[Stored data]
--------------------
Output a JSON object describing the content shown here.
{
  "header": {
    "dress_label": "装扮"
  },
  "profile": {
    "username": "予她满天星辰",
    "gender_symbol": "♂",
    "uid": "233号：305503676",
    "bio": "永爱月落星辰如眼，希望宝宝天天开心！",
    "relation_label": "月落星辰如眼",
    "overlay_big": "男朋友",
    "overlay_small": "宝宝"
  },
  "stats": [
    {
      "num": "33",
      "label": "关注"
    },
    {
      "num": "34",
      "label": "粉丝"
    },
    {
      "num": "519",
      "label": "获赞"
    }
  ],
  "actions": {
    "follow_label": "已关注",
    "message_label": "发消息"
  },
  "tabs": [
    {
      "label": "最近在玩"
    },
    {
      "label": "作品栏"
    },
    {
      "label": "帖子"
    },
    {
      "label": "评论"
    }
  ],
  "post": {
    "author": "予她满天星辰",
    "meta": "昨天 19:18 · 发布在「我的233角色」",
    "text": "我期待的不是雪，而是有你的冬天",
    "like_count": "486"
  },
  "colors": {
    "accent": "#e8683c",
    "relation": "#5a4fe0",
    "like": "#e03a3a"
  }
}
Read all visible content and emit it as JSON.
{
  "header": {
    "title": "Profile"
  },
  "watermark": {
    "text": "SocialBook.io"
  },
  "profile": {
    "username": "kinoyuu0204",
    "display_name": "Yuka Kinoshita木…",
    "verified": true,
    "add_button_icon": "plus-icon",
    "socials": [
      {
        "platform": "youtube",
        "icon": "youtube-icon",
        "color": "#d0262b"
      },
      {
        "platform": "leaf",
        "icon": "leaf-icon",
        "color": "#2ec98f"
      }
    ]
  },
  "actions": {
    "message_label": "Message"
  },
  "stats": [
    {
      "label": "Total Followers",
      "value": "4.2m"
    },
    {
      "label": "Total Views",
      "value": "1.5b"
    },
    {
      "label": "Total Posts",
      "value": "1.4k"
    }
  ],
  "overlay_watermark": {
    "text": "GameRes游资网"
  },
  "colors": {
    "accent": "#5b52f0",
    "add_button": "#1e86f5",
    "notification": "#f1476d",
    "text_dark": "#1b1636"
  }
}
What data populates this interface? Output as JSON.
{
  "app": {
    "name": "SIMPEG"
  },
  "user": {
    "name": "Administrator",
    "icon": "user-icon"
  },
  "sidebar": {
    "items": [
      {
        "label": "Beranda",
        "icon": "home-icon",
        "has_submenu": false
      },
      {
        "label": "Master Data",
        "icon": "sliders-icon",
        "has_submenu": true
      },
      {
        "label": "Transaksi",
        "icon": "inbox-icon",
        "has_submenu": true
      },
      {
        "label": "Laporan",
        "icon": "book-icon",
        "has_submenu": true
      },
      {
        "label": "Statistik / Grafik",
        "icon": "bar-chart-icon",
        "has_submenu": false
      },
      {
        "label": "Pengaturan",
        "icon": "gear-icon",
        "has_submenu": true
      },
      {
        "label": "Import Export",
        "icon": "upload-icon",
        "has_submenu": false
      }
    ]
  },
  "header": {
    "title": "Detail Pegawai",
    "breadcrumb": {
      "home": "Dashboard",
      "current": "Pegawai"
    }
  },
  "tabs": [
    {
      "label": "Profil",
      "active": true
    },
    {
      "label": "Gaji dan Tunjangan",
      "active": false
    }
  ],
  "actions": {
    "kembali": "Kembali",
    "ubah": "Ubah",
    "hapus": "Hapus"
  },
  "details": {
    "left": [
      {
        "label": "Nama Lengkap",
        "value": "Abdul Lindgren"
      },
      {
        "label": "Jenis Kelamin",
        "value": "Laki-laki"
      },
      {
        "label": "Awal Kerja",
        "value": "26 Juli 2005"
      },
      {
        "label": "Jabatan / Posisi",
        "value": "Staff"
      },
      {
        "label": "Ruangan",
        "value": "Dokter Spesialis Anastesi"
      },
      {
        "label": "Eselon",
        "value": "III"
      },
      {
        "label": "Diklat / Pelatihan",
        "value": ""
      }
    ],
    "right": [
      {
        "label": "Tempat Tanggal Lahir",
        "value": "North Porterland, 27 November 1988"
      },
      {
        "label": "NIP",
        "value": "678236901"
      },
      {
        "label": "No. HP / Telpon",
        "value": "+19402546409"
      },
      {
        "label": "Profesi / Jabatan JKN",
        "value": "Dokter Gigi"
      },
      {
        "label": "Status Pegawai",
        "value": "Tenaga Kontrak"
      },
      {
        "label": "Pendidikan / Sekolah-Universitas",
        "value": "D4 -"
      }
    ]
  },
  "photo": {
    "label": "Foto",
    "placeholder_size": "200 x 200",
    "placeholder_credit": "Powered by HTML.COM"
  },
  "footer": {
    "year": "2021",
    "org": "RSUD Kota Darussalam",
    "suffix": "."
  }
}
--------------------
> **REQUIRED WORK**
How many of the lines above hold "youtube"? Answer with only the number.

> **WRITTEN SOLUTION**
2